(Your objective):
State the number of lines where "Colors" appears. Add nothing else.

Extracted data entries
+++

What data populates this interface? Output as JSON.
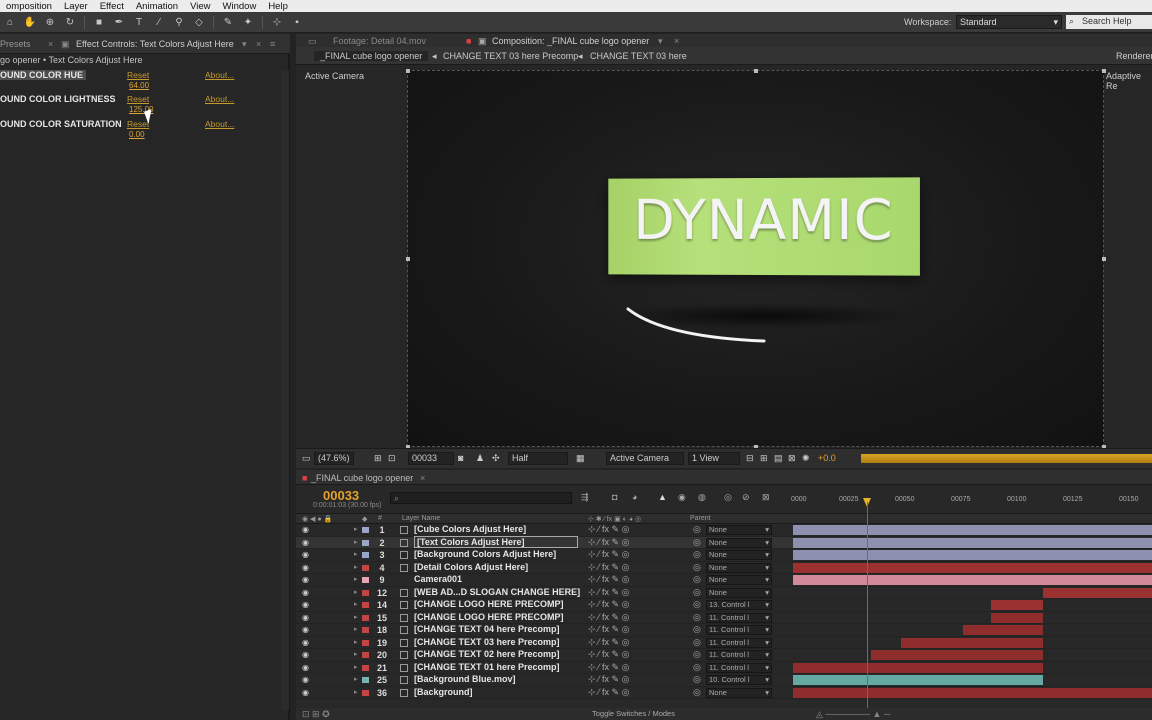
{
  "menu": [
    "omposition",
    "Layer",
    "Effect",
    "Animation",
    "View",
    "Window",
    "Help"
  ],
  "workspace": {
    "label": "Workspace:",
    "value": "Standard",
    "search": "Search Help"
  },
  "left": {
    "tab_presets": "Presets",
    "tab_effect_controls": "Effect Controls: Text Colors Adjust Here",
    "breadcrumb": "go opener • Text Colors Adjust Here",
    "effects": [
      {
        "name": "OUND COLOR HUE",
        "reset": "Reset",
        "about": "About...",
        "value": "64.00"
      },
      {
        "name": "OUND COLOR LIGHTNESS",
        "reset": "Reset",
        "about": "About...",
        "value": "125.00"
      },
      {
        "name": "OUND COLOR SATURATION",
        "reset": "Reset",
        "about": "About...",
        "value": "0.00"
      }
    ]
  },
  "comp": {
    "tab_footage": "Footage: Detail 04.mov",
    "tab_composition": "Composition: _FINAL cube logo opener",
    "sub_tabs": [
      "_FINAL cube logo opener",
      "CHANGE TEXT 03 here Precomp",
      "CHANGE TEXT 03 here"
    ],
    "renderer": "Renderer",
    "active_camera": "Active Camera",
    "adaptive": "Adaptive Re",
    "logo_text": "DYNAMIC",
    "zoom": "(47.6%)",
    "timecode": "00033",
    "resolution": "Half",
    "view_camera": "Active Camera",
    "view_count": "1 View",
    "exposure": "+0.0"
  },
  "timeline": {
    "title": "_FINAL cube logo opener",
    "time": "00033",
    "fps": "0:00:01:03 (30.00 fps)",
    "ruler": [
      "0000",
      "00025",
      "00050",
      "00075",
      "00100",
      "00125",
      "00150"
    ],
    "col_layer_name": "Layer Name",
    "col_parent": "Parent",
    "col_num": "#",
    "footer": "Toggle Switches / Modes",
    "layers": [
      {
        "num": "1",
        "name": "[Cube Colors Adjust Here]",
        "color": "#9aa6c8",
        "parent": "None"
      },
      {
        "num": "2",
        "name": "[Text Colors Adjust Here]",
        "color": "#9aa6c8",
        "parent": "None"
      },
      {
        "num": "3",
        "name": "[Background Colors Adjust Here]",
        "color": "#9aa6c8",
        "parent": "None"
      },
      {
        "num": "4",
        "name": "[Detail Colors Adjust Here]",
        "color": "#c24545",
        "parent": "None"
      },
      {
        "num": "9",
        "name": "Camera001",
        "color": "#e8a3b4",
        "parent": "None"
      },
      {
        "num": "12",
        "name": "[WEB AD...D SLOGAN CHANGE HERE]",
        "color": "#c24545",
        "parent": "None"
      },
      {
        "num": "14",
        "name": "[CHANGE LOGO HERE PRECOMP]",
        "color": "#c24545",
        "parent": "13. Control l"
      },
      {
        "num": "15",
        "name": "[CHANGE LOGO HERE PRECOMP]",
        "color": "#c24545",
        "parent": "11. Control l"
      },
      {
        "num": "18",
        "name": "[CHANGE TEXT 04 here Precomp]",
        "color": "#c24545",
        "parent": "11. Control l"
      },
      {
        "num": "19",
        "name": "[CHANGE TEXT 03 here Precomp]",
        "color": "#c24545",
        "parent": "11. Control l"
      },
      {
        "num": "20",
        "name": "[CHANGE TEXT 02 here Precomp]",
        "color": "#c24545",
        "parent": "11. Control l"
      },
      {
        "num": "21",
        "name": "[CHANGE TEXT 01 here Precomp]",
        "color": "#c24545",
        "parent": "11. Control l"
      },
      {
        "num": "25",
        "name": "[Background Blue.mov]",
        "color": "#6fb7b0",
        "parent": "10. Control l"
      },
      {
        "num": "36",
        "name": "[Background]",
        "color": "#c24545",
        "parent": "None"
      }
    ]
  }
}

+++

(Task solution):
6